§ **任务说明**
下方关于云计算系统性能数据采集与存储的引用文本中,性能数据保存至数据库时以什么作为关键字?

··· 引用文本

本申请提供了一种云计算系统的性能数据的采集与存储方法及装置,所述方法应用于云计算系统中的各台主机上,包括:按照预设的采样周期采集本机的性能数据,利用本机CPU的寄存器值解析进程的用户栈以得到进程在采集时刻的函数调用链和各个函数对应的DSO文件;将采集时刻作为关键字,性能数据作为键值对应保存至数据库中。本申请还提供了一种云计算系统的性能检测方法、装置和系统,该方法包括:响应于用户关于云计算系统的性能检测请求,对应获取到目标数据,并依据目标数据对云计算系统进行性能检测。本申请实现了分布式数据存储,避免了不必要的网络开销,并且可对来自多台机器的性能数据进行聚合、分析,从而实现对云计算系统的性能分析。

Description

云计算系统的性能数据的采集与存储方法及装置 技术领域
本申请涉及云计算领域,特别涉及一种云计算系统的性能数据的采集与存储方法及装置,还有一种云计算系统的性能检测方法、装置及系统。
背景技术
云计算系统包括服务器、存储、网络等海量基础硬件资源和单机操作系统、中间件、数据库等海量基础软件资源。云计算系统的硬件构成可以看为计算机集群,涉及到的机器可能会有数千台之多。对于云计算系统的使用者来说,付出的费用通常与应用占有的硬件资源成正比。使用的硬件资源越多,所需付出的成本就越高。因此,提供面向云计算系统的性能分析工具,帮助云计算系统的开发者与用户对云计算系统软件与应用软件进行性能优化,减少系统软件与应用软件的资源开销,具有节约成本的现实意义。

······
··· 记录摘录

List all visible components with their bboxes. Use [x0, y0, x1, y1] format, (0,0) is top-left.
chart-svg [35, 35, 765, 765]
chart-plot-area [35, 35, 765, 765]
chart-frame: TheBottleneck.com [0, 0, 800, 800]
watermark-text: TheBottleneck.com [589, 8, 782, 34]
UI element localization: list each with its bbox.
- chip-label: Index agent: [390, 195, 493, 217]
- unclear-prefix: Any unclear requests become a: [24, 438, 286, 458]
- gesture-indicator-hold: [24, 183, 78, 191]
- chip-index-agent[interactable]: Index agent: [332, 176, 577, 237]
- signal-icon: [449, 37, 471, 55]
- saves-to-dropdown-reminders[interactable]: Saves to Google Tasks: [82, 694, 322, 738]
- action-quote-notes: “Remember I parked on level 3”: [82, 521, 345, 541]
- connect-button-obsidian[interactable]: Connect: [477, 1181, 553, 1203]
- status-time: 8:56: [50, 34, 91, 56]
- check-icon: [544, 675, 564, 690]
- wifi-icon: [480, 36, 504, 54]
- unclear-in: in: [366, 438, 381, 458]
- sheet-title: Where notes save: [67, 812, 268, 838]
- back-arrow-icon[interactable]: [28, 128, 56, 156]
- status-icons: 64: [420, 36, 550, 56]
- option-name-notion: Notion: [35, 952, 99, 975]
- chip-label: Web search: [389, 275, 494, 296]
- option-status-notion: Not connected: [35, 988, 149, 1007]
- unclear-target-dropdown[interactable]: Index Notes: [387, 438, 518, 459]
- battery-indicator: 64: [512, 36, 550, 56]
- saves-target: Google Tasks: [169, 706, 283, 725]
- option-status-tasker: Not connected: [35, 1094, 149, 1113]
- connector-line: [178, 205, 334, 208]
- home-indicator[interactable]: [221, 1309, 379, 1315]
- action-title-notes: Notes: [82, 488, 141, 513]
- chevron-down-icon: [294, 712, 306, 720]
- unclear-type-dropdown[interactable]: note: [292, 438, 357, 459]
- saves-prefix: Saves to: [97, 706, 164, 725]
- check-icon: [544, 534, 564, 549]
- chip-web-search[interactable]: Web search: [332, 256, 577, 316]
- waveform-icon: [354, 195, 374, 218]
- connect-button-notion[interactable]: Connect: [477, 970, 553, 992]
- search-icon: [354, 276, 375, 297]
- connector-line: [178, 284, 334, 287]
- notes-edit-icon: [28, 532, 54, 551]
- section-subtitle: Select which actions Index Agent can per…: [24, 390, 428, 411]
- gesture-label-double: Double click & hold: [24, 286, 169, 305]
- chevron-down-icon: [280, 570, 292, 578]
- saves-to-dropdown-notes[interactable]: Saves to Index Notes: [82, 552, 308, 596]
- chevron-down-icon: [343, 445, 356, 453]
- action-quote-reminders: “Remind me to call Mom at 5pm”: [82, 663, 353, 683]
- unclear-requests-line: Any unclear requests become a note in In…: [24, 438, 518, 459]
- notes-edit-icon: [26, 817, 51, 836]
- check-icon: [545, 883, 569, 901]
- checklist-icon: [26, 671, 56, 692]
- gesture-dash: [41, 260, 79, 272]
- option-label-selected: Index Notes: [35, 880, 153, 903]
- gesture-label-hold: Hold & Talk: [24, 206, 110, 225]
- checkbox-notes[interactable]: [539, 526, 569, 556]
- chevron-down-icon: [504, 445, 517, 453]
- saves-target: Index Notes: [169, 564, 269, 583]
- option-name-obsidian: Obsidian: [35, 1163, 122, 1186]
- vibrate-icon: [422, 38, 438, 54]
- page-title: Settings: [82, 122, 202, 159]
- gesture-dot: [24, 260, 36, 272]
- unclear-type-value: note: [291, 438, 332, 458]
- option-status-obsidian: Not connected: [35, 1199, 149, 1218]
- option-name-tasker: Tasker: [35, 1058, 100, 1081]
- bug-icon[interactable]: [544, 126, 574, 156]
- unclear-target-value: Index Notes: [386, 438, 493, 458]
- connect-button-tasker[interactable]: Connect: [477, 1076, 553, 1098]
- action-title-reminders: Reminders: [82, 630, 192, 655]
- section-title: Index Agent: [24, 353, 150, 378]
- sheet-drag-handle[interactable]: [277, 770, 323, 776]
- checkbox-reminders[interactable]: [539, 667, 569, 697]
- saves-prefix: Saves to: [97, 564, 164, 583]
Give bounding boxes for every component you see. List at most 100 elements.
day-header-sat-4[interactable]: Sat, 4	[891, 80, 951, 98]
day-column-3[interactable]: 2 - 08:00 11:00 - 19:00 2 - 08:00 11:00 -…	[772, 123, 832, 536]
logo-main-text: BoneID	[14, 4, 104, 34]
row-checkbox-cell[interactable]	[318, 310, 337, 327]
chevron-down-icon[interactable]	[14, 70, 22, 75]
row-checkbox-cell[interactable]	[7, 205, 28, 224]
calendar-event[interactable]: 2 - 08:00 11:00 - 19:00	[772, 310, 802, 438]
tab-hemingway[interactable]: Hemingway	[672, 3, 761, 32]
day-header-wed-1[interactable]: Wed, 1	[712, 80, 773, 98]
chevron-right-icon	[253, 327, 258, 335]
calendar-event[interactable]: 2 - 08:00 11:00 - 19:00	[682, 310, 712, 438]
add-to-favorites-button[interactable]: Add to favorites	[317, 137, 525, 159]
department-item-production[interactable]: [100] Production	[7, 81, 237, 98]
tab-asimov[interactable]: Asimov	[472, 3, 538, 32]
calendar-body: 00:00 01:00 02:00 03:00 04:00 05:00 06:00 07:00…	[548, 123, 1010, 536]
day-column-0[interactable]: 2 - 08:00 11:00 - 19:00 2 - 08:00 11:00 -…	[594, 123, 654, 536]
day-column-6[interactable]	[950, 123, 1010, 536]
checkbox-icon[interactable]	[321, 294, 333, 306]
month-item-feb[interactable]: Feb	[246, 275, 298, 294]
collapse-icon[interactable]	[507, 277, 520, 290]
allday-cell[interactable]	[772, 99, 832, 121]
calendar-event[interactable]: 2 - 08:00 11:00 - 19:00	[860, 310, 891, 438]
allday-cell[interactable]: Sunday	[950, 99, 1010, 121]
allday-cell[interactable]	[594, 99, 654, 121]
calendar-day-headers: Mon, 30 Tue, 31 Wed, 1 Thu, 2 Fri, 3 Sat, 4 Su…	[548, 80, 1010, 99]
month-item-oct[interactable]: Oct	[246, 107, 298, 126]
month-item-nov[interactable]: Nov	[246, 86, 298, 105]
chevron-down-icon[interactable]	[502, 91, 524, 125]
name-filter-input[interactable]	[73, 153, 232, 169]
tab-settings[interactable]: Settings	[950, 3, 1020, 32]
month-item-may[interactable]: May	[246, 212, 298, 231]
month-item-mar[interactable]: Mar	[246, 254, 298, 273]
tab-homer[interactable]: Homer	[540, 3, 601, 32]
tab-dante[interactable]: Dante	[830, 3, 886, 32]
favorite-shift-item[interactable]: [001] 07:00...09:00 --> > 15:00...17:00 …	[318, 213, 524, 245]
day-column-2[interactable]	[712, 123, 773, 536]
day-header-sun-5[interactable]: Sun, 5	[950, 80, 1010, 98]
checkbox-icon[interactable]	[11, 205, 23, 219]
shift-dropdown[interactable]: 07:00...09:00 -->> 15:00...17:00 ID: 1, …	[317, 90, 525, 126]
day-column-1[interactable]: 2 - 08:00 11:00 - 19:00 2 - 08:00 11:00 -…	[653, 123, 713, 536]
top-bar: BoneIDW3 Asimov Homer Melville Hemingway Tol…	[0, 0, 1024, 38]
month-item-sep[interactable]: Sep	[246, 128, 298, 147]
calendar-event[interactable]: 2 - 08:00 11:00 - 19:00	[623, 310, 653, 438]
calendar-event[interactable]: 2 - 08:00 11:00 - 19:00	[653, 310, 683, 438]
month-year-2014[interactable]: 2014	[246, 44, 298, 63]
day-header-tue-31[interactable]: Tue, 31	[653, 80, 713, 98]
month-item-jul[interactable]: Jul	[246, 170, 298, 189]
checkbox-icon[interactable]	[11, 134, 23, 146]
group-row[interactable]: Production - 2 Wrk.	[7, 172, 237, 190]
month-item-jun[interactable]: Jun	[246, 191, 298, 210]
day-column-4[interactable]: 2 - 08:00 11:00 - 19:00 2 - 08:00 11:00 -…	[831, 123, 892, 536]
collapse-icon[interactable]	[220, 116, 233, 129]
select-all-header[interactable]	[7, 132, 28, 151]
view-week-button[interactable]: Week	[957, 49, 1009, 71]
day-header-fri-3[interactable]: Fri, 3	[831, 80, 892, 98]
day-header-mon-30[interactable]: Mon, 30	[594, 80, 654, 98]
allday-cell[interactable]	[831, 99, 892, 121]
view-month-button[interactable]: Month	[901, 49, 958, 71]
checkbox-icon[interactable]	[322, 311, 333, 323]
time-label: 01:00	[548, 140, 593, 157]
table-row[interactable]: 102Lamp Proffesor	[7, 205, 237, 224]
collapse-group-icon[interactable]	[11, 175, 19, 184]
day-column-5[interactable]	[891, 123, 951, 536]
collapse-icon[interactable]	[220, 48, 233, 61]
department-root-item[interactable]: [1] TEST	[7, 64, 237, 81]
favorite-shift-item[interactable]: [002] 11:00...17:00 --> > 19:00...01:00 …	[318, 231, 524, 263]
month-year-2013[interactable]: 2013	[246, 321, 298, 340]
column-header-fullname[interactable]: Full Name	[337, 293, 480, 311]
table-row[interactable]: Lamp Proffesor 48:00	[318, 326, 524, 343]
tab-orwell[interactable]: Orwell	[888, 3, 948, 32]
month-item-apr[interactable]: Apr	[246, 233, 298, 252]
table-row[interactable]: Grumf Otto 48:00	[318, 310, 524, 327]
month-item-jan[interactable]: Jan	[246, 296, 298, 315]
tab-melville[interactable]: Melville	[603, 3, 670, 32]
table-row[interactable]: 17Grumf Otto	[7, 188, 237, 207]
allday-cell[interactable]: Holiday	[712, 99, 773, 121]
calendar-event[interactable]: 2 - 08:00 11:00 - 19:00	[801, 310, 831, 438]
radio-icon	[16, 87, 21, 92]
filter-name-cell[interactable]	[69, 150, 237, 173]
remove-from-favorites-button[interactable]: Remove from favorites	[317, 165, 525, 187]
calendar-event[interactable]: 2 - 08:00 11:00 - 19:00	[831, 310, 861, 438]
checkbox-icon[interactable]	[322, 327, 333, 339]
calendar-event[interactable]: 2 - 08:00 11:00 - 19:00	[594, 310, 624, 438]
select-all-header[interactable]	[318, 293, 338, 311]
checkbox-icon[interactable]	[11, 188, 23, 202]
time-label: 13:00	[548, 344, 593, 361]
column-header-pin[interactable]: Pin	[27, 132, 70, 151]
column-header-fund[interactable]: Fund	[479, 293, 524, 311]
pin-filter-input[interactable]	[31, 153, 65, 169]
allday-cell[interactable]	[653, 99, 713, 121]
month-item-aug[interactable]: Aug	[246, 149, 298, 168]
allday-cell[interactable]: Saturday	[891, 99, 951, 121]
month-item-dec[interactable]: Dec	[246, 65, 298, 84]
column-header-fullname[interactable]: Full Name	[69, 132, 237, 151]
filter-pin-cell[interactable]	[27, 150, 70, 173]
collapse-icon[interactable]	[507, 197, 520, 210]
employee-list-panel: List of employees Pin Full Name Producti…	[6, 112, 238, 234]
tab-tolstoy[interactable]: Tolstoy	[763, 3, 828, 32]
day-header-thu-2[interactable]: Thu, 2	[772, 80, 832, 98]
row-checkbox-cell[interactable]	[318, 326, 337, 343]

······

§ **解答**
以采集时刻作为关键字。